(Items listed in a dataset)

============================================================

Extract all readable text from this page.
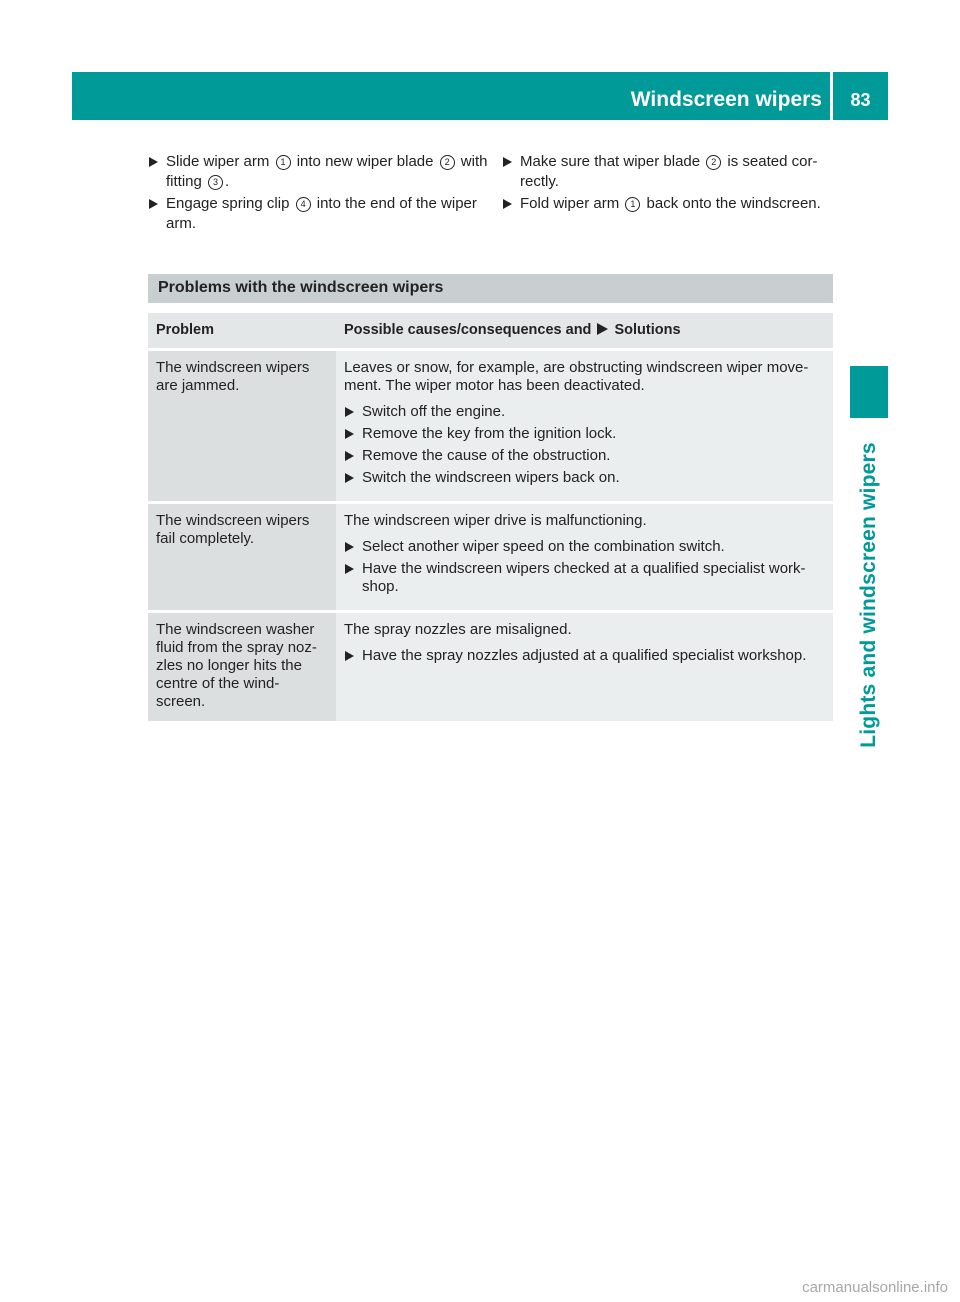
Windscreen wipers	83
Lights and windscreen wipers
Slide wiper arm 1 into new wiper blade 2 with fitting 3 .
Engage spring clip 4 into the end of the wiper arm.
Make sure that wiper blade 2 is seated cor-rectly.
Fold wiper arm 1 back onto the windscreen.
Problems with the windscreen wipers
Problem	Possible causes/consequences and Solutions
The windscreen wipers are jammed.	Leaves or snow, for example, are obstructing windscreen wiper move-ment. The wiper motor has been deactivated.
Switch off the engine.
Remove the key from the ignition lock.
Remove the cause of the obstruction.
Switch the windscreen wipers back on.

The windscreen wipers fail completely.	The windscreen wiper drive is malfunctioning.
Select another wiper speed on the combination switch.
Have the windscreen wipers checked at a qualified specialist work-shop.

The windscreen washer fluid from the spray noz-zles no longer hits the centre of the wind-screen.	The spray nozzles are misaligned.
Have the spray nozzles adjusted at a qualified specialist workshop.
carmanualsonline.info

============================================================

### What to work on
Of the lines in the listing, how many hold the word "spray"? Nothing but the number is needed.

### Exercise answer
2